══ Supplied information
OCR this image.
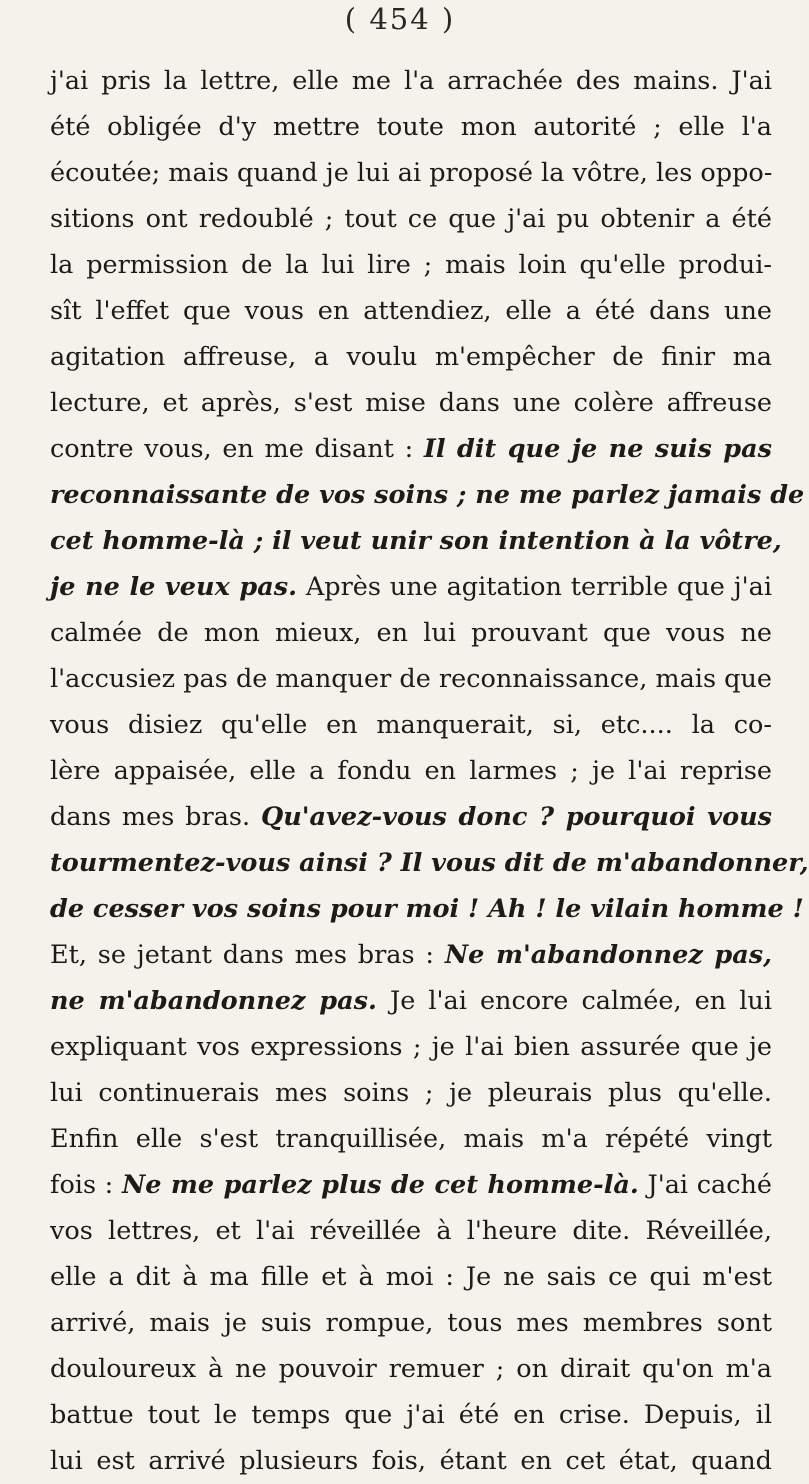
( 454 )
j'ai pris la lettre, elle me l'a arrachée des mains. J'ai
été obligée d'y mettre toute mon autorité ; elle l'a
écoutée; mais quand je lui ai proposé la vôtre, les oppo-
sitions ont redoublé ; tout ce que j'ai pu obtenir a été
la permission de la lui lire ; mais loin qu'elle produi-
sît l'effet que vous en attendiez, elle a été dans une
agitation affreuse, a voulu m'empêcher de finir ma
lecture, et après, s'est mise dans une colère affreuse
contre vous, en me disant : Il dit que je ne suis pas
reconnaissante de vos soins ; ne me parlez jamais de
cet homme-là ; il veut unir son intention à la vôtre,
je ne le veux pas. Après une agitation terrible que j'ai
calmée de mon mieux, en lui prouvant que vous ne
l'accusiez pas de manquer de reconnaissance, mais que
vous disiez qu'elle en manquerait, si, etc.... la co-
lère appaisée, elle a fondu en larmes ; je l'ai reprise
dans mes bras. Qu'avez-vous donc ? pourquoi vous
tourmentez-vous ainsi ? Il vous dit de m'abandonner,
de cesser vos soins pour moi ! Ah ! le vilain homme !
Et, se jetant dans mes bras : Ne m'abandonnez pas,
ne m'abandonnez pas. Je l'ai encore calmée, en lui
expliquant vos expressions ; je l'ai bien assurée que je
lui continuerais mes soins ; je pleurais plus qu'elle.
Enfin elle s'est tranquillisée, mais m'a répété vingt
fois : Ne me parlez plus de cet homme-là. J'ai caché
vos lettres, et l'ai réveillée à l'heure dite. Réveillée,
elle a dit à ma fille et à moi : Je ne sais ce qui m'est
arrivé, mais je suis rompue, tous mes membres sont
douloureux à ne pouvoir remuer ; on dirait qu'on m'a
battue tout le temps que j'ai été en crise. Depuis, il
lui est arrivé plusieurs fois, étant en cet état, quand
════
Task goal → Pull out and copy each line containing the string "fois".

Written answer →
fois : Ne me parlez plus de cet homme-là. J'ai caché
lui est arrivé plusieurs fois, étant en cet état, quand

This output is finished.